Description of the task = Locate every line in the listing that contains the string "战略财务分析", and copy each of those lines in full.

Data shown =
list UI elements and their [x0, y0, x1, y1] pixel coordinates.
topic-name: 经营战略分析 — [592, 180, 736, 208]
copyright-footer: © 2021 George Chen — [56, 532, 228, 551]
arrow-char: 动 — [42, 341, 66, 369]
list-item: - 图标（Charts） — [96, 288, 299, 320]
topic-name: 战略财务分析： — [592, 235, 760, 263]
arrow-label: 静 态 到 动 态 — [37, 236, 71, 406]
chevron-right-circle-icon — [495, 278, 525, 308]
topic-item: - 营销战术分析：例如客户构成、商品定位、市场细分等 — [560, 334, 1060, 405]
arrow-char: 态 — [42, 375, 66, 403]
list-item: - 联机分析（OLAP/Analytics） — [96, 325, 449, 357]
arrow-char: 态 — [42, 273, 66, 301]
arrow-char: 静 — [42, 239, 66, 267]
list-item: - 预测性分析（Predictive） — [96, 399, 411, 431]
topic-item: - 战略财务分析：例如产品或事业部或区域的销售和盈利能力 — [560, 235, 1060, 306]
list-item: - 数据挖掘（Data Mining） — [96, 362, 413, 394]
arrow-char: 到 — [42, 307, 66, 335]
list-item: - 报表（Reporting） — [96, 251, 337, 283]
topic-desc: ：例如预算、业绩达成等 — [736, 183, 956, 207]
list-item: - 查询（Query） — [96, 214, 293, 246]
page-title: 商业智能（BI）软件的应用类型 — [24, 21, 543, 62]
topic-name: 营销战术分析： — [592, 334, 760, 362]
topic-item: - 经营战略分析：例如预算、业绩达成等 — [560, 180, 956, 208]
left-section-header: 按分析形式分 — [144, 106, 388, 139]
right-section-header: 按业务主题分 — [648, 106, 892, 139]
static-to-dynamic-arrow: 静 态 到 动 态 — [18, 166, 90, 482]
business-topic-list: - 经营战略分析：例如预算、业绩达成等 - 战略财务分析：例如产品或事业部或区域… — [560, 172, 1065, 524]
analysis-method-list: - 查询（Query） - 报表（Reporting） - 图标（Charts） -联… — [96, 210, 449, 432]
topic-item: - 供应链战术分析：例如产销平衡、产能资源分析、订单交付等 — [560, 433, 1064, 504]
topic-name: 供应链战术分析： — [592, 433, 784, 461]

The solution =
topic-name: 战略财务分析： — [592, 235, 760, 263]
topic-item: - 战略财务分析：例如产品或事业部或区域的销售和盈利能力 — [560, 235, 1060, 306]
business-topic-list: - 经营战略分析：例如预算、业绩达成等 - 战略财务分析：例如产品或事业部或区域… — [560, 172, 1065, 524]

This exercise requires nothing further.